AIM -
Where a line below holds the string "text", copy that line.
>>>>>
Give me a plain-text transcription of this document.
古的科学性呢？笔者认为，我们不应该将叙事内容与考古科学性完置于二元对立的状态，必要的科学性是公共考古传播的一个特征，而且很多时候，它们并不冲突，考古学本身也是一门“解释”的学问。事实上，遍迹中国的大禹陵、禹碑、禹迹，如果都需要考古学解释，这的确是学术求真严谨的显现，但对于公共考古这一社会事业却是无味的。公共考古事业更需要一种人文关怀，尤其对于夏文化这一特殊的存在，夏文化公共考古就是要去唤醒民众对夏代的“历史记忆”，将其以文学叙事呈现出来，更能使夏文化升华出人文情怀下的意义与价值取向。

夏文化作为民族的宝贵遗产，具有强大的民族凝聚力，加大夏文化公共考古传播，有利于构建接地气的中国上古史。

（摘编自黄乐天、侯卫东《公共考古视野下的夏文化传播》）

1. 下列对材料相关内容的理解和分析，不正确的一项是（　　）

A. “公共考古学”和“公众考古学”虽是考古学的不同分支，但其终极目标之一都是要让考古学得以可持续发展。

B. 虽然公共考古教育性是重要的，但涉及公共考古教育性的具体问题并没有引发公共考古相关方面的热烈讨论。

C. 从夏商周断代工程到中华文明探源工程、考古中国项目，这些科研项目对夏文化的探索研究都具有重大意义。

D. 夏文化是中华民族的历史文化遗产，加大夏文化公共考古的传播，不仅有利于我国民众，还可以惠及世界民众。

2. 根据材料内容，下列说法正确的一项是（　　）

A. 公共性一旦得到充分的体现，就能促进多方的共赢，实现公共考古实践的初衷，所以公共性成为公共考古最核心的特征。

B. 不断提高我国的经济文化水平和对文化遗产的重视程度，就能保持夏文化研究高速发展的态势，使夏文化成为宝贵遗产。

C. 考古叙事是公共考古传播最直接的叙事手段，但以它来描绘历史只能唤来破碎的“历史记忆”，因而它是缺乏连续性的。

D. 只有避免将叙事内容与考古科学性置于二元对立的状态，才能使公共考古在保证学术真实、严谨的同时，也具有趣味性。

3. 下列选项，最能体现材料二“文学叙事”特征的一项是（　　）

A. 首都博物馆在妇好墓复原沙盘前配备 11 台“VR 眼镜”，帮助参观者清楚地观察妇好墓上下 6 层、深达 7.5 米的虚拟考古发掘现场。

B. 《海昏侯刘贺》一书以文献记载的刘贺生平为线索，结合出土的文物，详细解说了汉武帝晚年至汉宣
<<<<<
>>>>>
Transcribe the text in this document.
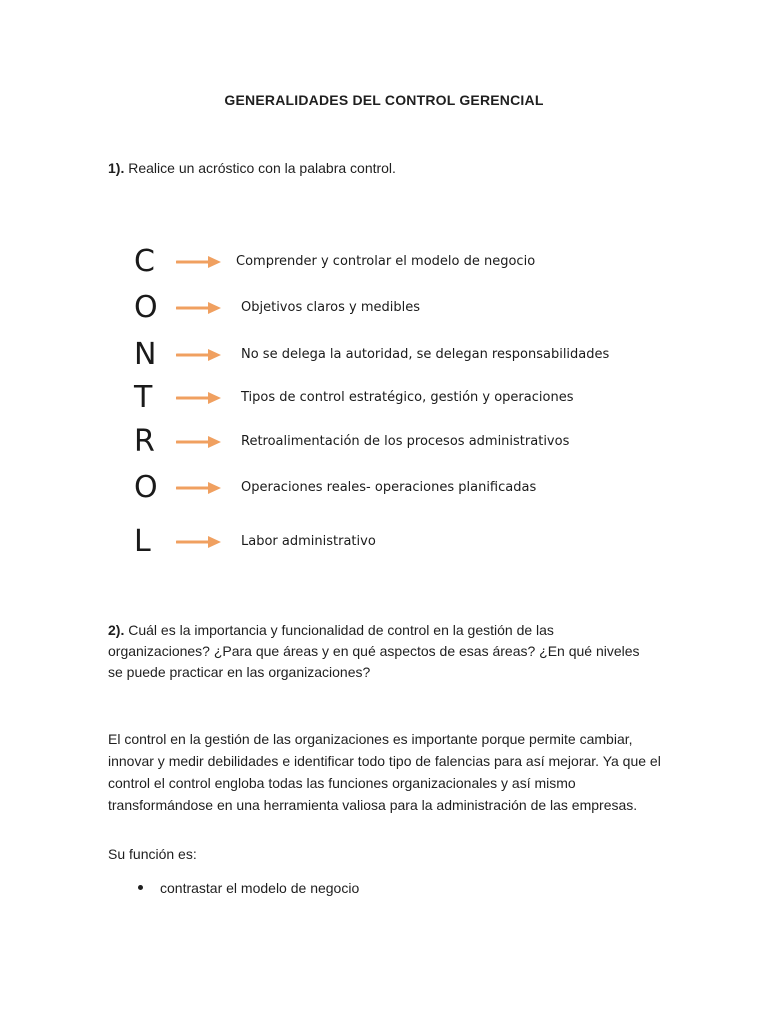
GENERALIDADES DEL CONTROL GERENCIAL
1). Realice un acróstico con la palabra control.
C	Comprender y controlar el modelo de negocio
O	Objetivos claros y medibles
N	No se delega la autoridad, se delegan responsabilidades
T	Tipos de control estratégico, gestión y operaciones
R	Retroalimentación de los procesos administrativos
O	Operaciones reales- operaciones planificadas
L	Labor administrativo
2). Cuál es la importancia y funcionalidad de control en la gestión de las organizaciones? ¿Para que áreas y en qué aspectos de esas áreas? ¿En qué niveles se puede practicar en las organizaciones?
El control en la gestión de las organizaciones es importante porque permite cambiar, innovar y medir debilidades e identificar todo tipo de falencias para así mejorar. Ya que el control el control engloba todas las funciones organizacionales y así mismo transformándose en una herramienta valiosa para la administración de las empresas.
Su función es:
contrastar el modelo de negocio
<<<<<
COMPLETE OUTPUT -
Give me a plain-text transcription of this document.
Transcribe the text in this document.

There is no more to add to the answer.